DATA EXCERPTS:
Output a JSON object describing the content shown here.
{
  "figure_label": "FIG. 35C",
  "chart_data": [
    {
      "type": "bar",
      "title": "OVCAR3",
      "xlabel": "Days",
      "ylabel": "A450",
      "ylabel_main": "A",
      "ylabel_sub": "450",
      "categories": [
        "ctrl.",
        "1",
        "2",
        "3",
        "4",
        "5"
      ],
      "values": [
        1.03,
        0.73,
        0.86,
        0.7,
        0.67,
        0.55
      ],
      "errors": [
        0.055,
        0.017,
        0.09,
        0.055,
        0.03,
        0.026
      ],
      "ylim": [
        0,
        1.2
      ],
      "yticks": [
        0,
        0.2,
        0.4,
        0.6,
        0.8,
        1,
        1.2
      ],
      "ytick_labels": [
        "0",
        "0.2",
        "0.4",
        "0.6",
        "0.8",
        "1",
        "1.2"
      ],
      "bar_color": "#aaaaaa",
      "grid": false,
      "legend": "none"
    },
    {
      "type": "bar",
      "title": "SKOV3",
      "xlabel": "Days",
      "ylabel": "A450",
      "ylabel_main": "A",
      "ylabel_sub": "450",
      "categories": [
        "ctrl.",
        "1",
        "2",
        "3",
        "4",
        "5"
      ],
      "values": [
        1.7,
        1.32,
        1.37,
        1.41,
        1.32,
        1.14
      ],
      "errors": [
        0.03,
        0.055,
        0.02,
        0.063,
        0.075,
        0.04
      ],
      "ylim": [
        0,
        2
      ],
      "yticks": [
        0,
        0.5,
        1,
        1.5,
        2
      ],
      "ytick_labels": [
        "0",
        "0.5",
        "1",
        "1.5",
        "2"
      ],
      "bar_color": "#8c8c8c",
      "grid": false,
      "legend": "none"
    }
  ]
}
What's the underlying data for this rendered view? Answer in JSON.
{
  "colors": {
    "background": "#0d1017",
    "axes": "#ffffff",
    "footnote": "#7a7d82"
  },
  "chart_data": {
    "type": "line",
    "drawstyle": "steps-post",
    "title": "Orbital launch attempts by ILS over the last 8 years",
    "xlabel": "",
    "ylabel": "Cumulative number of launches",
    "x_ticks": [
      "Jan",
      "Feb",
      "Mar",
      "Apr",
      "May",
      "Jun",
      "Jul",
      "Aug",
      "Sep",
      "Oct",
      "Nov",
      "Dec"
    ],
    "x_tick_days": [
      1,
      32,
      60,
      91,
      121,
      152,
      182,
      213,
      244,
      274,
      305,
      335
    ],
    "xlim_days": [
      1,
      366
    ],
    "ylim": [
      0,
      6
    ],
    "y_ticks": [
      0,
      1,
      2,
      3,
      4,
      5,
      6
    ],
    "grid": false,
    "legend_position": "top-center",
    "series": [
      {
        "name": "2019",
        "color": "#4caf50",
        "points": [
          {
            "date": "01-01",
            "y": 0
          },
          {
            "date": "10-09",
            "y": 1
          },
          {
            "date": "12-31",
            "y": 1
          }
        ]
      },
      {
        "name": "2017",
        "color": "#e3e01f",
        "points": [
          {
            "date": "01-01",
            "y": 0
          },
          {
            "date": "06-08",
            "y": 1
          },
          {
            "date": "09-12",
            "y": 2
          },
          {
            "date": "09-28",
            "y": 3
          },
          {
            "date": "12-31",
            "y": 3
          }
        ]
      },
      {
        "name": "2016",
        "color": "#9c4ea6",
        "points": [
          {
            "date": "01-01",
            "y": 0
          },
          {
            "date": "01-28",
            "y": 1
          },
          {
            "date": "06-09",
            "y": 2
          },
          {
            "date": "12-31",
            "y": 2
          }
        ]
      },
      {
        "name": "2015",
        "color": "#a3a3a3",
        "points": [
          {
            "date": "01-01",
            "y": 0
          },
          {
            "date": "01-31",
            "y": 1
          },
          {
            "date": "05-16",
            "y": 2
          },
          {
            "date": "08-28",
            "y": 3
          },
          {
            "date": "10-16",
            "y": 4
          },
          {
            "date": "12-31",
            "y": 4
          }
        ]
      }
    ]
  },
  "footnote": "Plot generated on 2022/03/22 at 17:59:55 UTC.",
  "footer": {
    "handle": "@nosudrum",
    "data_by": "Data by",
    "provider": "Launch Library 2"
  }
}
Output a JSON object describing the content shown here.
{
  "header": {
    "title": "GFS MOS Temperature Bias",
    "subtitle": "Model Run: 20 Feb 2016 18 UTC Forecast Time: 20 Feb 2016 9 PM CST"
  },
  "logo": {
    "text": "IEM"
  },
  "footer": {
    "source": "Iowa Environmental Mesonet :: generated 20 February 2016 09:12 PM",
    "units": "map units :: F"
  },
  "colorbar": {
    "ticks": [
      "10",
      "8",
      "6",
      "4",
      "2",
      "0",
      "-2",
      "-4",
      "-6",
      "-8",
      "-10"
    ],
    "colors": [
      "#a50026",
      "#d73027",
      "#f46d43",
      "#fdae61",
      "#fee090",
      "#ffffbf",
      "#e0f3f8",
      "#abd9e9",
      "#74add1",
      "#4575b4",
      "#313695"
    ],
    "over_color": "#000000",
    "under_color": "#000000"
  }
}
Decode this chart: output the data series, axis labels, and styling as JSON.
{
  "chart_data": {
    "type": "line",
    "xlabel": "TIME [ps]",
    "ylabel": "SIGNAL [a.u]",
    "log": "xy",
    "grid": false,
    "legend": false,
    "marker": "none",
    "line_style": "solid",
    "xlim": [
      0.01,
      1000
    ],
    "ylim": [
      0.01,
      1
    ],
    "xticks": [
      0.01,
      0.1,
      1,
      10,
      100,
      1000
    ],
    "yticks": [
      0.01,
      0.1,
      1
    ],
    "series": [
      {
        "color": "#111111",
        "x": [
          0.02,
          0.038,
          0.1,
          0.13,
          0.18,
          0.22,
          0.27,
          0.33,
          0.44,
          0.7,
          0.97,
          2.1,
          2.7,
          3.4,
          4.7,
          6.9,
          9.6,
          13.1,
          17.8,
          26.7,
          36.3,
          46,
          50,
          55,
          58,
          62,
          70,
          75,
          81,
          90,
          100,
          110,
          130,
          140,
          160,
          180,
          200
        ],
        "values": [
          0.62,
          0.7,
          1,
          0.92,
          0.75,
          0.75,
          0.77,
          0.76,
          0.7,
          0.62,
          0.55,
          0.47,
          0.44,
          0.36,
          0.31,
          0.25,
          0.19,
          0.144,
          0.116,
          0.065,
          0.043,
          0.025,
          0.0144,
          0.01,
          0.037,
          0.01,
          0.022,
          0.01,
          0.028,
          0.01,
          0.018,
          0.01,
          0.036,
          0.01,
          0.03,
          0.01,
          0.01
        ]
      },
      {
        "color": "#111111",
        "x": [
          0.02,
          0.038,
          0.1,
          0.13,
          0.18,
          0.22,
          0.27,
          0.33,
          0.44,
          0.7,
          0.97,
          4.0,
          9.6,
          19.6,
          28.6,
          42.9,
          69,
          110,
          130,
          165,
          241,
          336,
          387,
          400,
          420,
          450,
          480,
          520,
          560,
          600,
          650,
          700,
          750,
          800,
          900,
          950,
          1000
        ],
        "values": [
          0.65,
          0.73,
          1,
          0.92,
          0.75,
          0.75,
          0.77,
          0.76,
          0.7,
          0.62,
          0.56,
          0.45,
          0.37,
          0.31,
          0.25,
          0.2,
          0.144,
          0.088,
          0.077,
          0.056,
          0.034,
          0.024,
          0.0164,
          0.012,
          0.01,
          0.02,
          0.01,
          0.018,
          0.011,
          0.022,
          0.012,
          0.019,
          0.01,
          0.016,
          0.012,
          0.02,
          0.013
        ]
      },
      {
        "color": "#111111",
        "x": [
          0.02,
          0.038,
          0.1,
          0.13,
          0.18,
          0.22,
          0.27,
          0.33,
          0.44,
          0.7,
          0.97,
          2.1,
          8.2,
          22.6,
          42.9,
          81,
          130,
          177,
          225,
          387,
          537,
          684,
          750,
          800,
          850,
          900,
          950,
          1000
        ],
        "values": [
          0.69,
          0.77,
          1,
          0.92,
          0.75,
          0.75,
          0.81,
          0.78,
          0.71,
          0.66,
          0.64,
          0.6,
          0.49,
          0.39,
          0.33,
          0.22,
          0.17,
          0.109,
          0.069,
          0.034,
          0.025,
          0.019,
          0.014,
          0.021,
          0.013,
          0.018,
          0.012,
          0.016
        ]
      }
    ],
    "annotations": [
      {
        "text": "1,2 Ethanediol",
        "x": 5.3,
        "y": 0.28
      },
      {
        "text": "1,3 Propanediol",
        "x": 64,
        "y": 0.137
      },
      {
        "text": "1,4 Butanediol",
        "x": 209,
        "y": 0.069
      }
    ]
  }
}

GOAL OF THE EXERCISE: List the lines of the material in which the word "generated" occurs.

EXERCISE SOLUTION:
  "footnote": "Plot generated on 2022/03/22 at 17:59:55 UTC.",
    "source": "Iowa Environmental Mesonet :: generated 20 February 2016 09:12 PM",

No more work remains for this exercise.